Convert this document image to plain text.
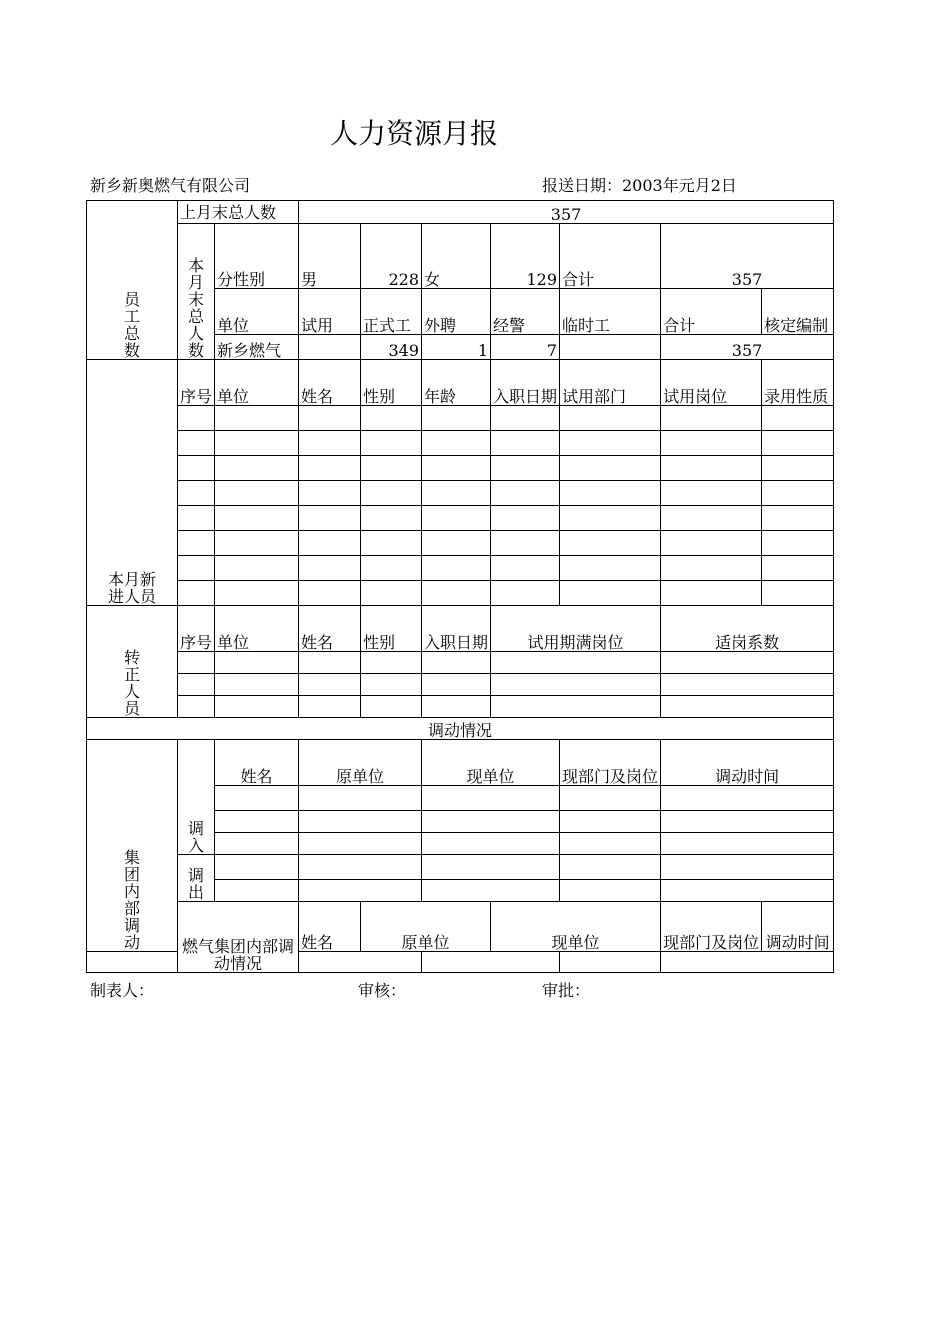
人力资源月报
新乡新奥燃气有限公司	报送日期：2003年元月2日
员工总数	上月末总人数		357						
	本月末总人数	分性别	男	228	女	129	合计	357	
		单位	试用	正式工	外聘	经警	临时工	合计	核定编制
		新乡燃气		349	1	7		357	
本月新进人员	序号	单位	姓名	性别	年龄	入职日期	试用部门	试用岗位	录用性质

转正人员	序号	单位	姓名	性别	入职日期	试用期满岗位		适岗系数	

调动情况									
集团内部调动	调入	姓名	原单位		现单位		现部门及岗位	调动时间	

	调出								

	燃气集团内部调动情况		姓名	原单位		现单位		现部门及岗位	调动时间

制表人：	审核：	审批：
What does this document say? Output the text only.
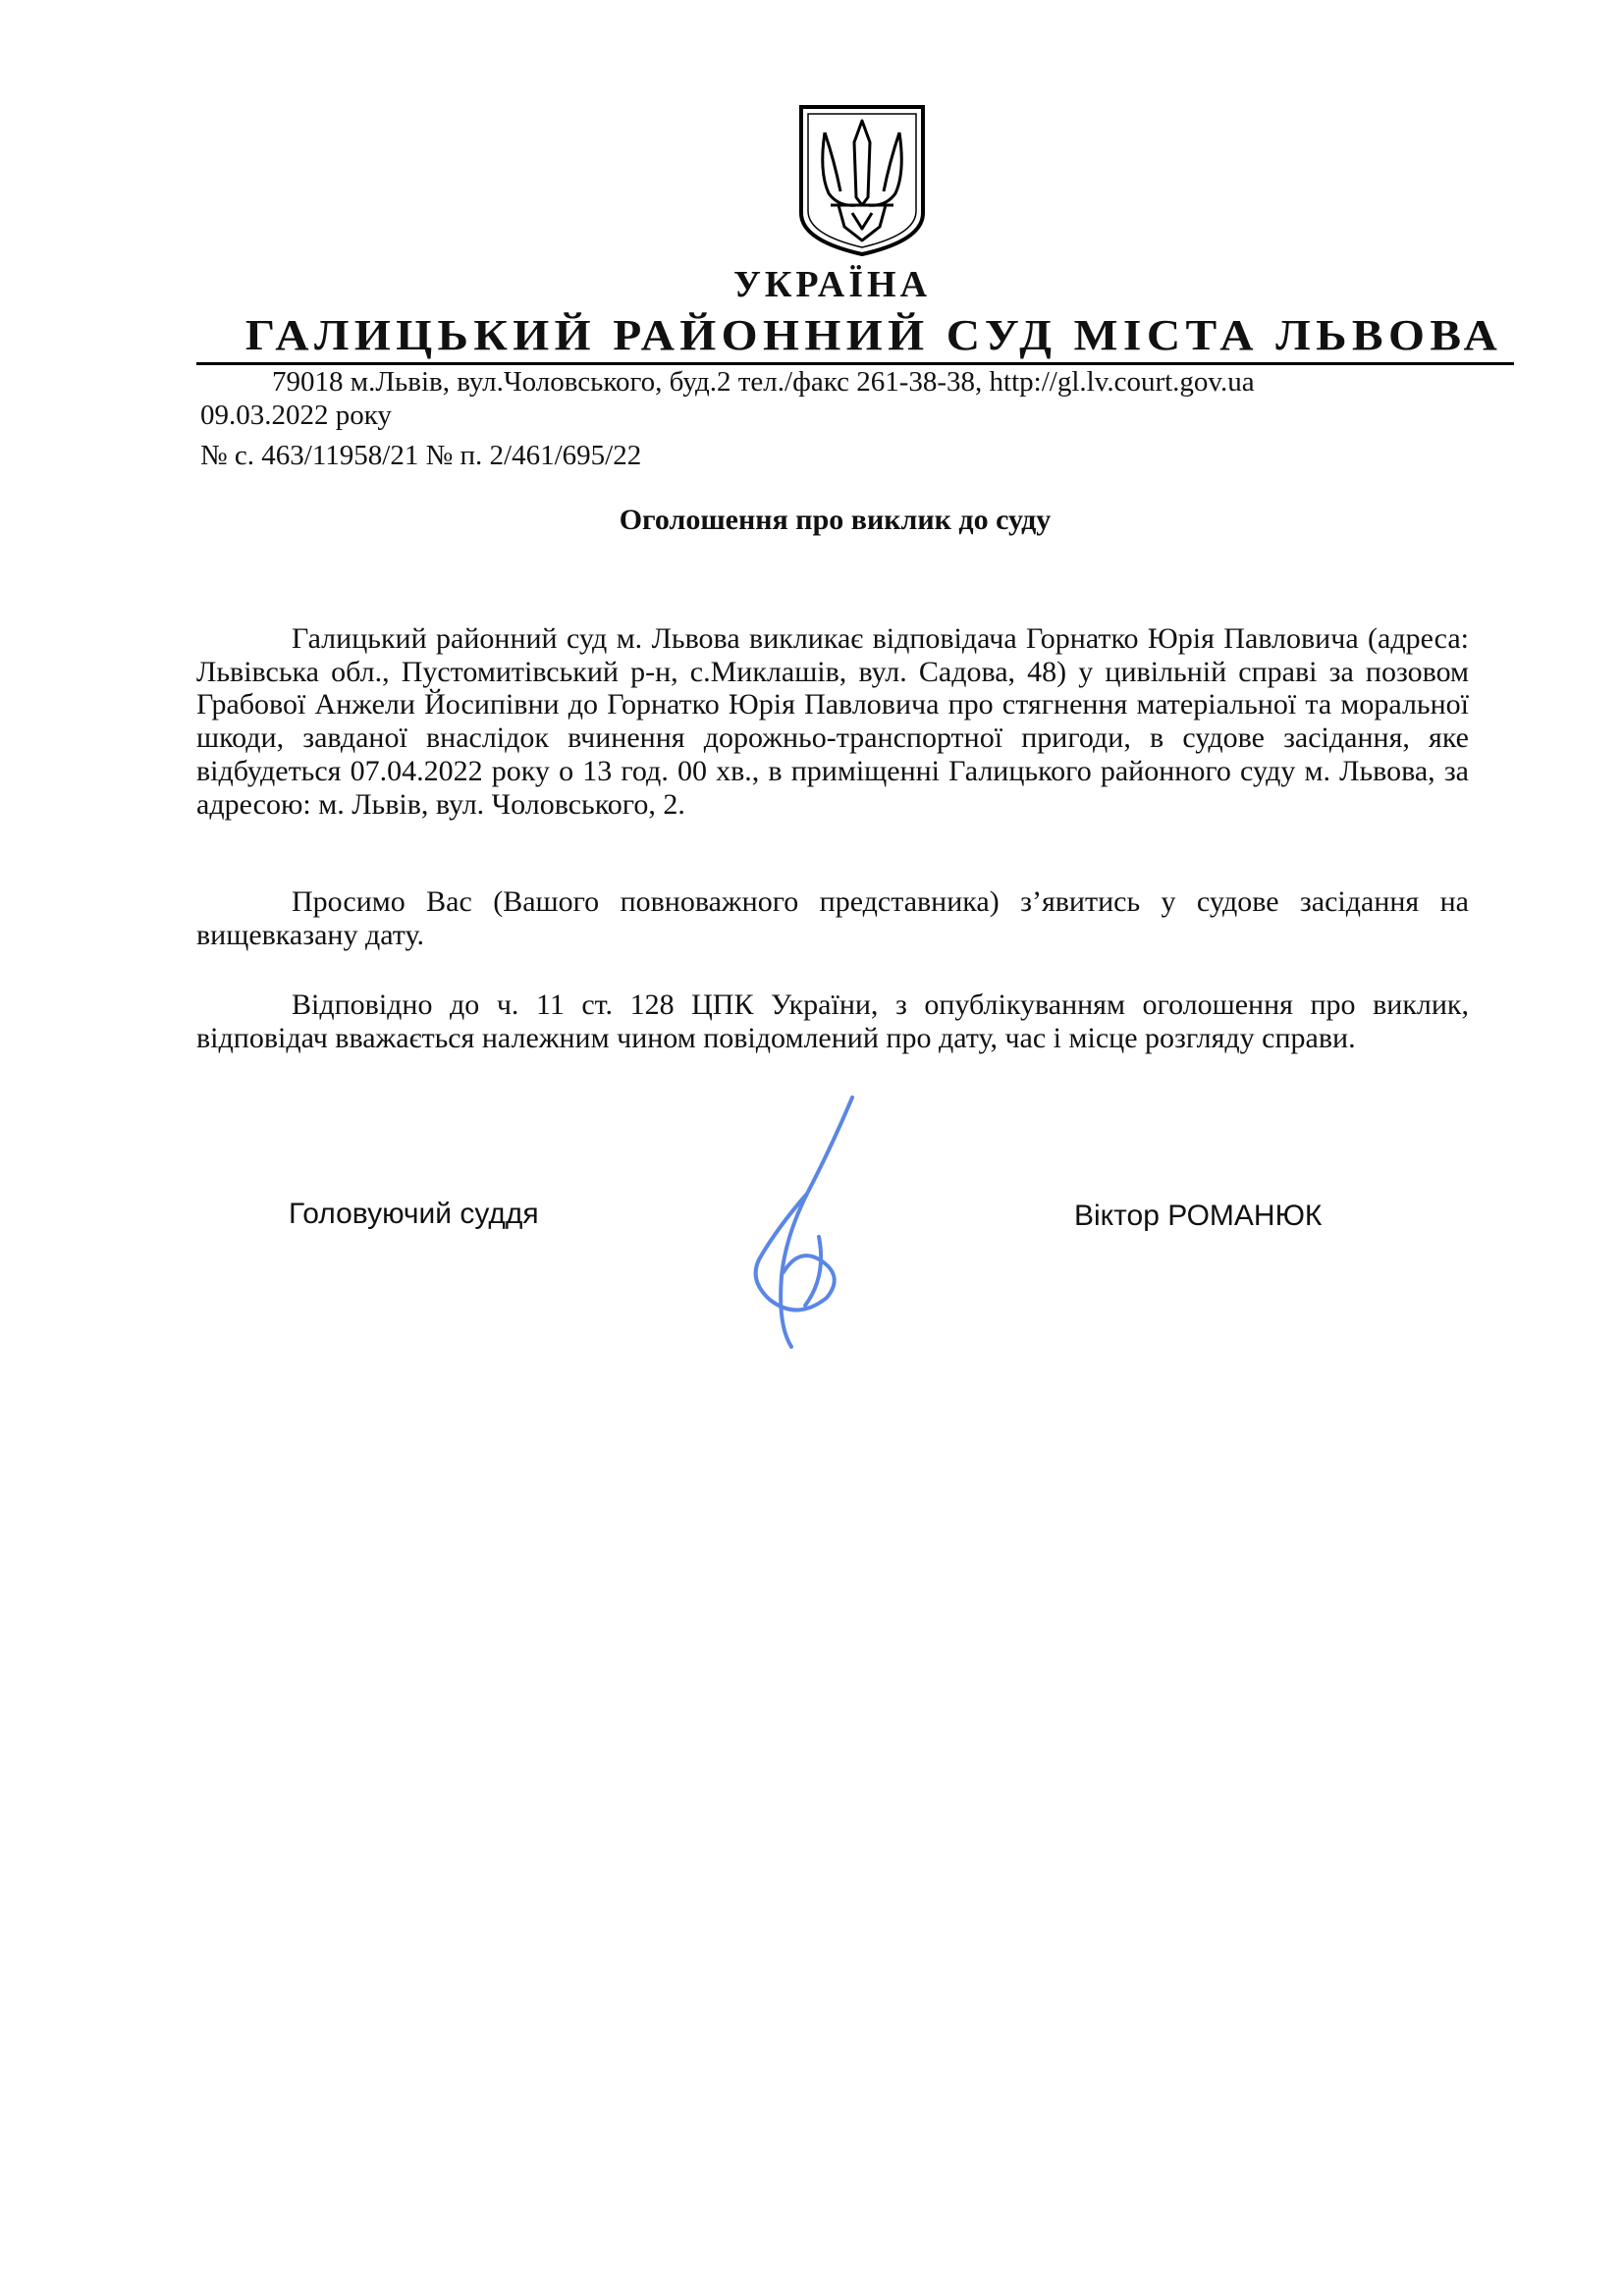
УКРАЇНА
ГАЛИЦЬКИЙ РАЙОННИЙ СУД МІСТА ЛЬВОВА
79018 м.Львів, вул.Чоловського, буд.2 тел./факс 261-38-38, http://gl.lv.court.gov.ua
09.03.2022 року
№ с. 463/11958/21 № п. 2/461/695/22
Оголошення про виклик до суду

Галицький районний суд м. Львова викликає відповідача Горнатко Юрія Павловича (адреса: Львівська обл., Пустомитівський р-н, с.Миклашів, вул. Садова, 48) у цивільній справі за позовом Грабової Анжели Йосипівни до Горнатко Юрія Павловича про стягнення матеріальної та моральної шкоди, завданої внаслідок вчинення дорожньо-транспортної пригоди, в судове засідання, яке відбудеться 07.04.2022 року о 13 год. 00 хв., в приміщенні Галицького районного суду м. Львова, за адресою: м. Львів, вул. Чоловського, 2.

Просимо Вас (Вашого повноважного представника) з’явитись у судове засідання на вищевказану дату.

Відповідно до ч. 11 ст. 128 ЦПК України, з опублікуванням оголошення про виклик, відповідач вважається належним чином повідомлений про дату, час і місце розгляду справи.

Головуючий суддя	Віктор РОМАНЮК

•••

TO DO
Pull out all lines containing the word "现部门及岗位" from the entries above.

TASK ANSWER
集团内部调动	调入	姓名	原单位		现单位		现部门及岗位	调动时间	
	燃气集团内部调动情况		姓名	原单位		现单位		现部门及岗位	调动时间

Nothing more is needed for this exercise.